What you have to do
Search the entries for the word "JSON" and pull out each line that has it.
====== Data extract ======
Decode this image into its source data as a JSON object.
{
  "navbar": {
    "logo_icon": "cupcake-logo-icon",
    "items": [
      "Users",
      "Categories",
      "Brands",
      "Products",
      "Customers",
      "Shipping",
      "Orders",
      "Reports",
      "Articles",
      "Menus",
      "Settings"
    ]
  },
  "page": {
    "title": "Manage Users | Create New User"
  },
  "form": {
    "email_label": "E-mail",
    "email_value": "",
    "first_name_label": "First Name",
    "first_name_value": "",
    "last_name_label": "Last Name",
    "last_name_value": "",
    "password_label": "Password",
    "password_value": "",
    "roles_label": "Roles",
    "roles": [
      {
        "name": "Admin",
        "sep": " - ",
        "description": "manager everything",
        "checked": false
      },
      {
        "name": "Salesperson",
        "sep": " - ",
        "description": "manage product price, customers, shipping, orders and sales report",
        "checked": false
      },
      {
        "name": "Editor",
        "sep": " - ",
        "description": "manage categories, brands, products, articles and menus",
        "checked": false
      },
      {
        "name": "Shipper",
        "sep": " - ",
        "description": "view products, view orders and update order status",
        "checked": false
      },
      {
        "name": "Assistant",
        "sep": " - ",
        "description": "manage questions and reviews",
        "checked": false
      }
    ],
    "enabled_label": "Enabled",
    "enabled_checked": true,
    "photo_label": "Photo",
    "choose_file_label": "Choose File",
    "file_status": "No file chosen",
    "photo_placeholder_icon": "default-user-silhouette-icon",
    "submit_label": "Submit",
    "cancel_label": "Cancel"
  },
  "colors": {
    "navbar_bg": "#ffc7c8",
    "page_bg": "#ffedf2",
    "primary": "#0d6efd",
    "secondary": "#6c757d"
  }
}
======
====== Data extract ======
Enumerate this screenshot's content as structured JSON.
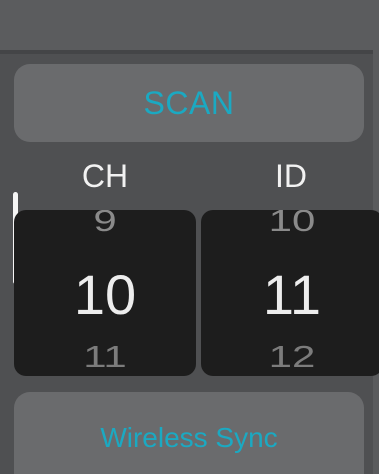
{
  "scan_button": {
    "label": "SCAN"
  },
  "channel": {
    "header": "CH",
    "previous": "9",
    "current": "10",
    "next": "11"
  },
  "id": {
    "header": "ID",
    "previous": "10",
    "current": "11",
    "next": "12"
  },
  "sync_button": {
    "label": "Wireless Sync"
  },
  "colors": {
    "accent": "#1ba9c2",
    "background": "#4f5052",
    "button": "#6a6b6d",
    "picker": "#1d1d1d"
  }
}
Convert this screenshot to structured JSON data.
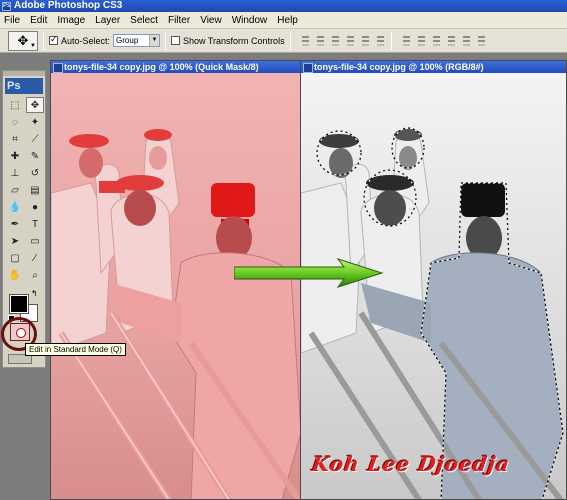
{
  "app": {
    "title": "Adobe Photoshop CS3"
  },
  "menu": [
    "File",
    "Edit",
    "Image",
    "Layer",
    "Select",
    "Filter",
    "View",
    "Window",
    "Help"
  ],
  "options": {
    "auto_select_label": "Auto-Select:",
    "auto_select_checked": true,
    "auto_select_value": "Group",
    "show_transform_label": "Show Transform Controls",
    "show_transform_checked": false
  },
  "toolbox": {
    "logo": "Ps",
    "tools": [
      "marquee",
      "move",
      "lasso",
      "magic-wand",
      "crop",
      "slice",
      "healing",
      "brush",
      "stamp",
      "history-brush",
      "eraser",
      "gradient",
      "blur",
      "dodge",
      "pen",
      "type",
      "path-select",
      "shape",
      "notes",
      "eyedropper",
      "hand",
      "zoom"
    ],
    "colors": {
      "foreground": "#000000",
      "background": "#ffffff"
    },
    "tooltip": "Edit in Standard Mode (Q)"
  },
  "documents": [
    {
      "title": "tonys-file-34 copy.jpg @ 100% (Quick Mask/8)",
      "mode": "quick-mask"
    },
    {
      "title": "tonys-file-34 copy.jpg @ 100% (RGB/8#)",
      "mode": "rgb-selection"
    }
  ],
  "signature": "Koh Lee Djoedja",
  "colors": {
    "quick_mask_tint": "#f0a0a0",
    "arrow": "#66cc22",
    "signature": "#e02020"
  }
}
======
====== Data extract ======
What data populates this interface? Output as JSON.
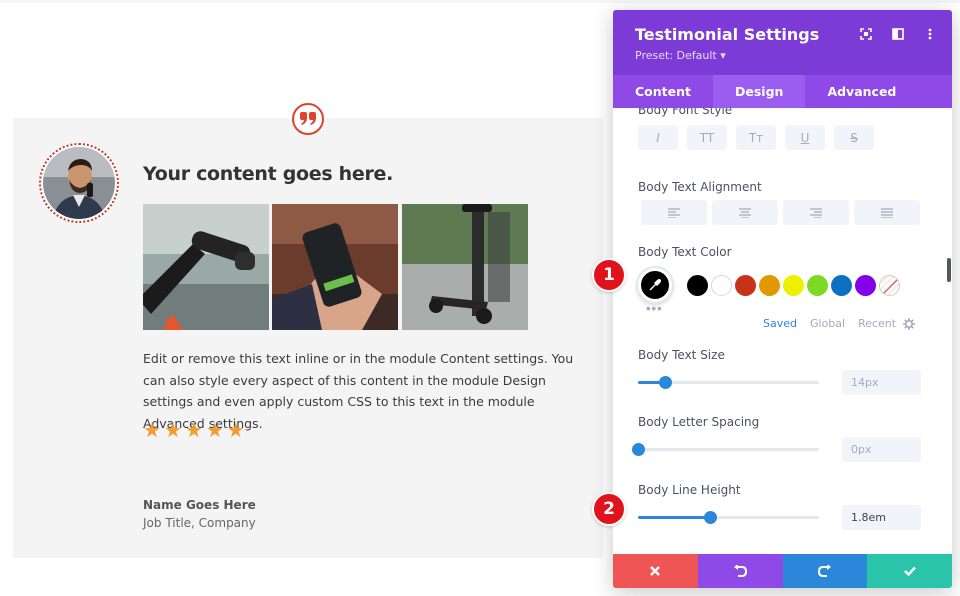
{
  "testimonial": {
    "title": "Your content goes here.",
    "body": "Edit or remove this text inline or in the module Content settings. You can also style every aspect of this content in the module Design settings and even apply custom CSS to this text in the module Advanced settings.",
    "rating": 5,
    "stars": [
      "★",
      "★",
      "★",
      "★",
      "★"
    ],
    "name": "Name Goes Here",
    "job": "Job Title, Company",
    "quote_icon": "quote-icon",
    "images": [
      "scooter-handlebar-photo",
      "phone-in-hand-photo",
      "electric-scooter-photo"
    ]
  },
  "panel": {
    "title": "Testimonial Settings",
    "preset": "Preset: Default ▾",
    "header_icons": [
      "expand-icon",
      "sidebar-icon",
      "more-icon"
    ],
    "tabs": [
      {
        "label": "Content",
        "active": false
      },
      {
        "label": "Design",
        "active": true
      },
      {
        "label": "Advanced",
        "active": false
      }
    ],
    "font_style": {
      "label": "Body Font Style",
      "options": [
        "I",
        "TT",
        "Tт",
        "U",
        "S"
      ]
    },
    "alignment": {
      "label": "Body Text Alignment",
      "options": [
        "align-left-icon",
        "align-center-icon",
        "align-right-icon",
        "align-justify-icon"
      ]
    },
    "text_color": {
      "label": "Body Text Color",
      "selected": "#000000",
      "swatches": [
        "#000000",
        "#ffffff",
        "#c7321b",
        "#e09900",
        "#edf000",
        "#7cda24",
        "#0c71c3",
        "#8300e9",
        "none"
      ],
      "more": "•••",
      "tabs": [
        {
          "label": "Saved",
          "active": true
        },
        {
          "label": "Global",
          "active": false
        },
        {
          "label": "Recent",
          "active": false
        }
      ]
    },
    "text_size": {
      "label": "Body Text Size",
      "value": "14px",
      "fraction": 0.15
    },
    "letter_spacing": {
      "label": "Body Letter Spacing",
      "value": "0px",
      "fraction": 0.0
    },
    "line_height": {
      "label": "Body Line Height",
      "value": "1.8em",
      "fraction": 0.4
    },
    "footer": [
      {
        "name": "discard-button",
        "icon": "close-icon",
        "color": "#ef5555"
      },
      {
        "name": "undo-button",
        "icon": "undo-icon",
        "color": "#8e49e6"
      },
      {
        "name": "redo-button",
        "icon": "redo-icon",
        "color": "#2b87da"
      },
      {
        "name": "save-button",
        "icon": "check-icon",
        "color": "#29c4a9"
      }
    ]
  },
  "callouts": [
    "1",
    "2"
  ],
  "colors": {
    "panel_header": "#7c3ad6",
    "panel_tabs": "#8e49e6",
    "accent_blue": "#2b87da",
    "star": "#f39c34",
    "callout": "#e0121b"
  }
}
======
Result below
Decode this image into its source data as a JSON object.
Enumerate this screenshot's content as structured JSON.
Convert this screenshot to structured JSON data.
What data populates this interface? Output as JSON.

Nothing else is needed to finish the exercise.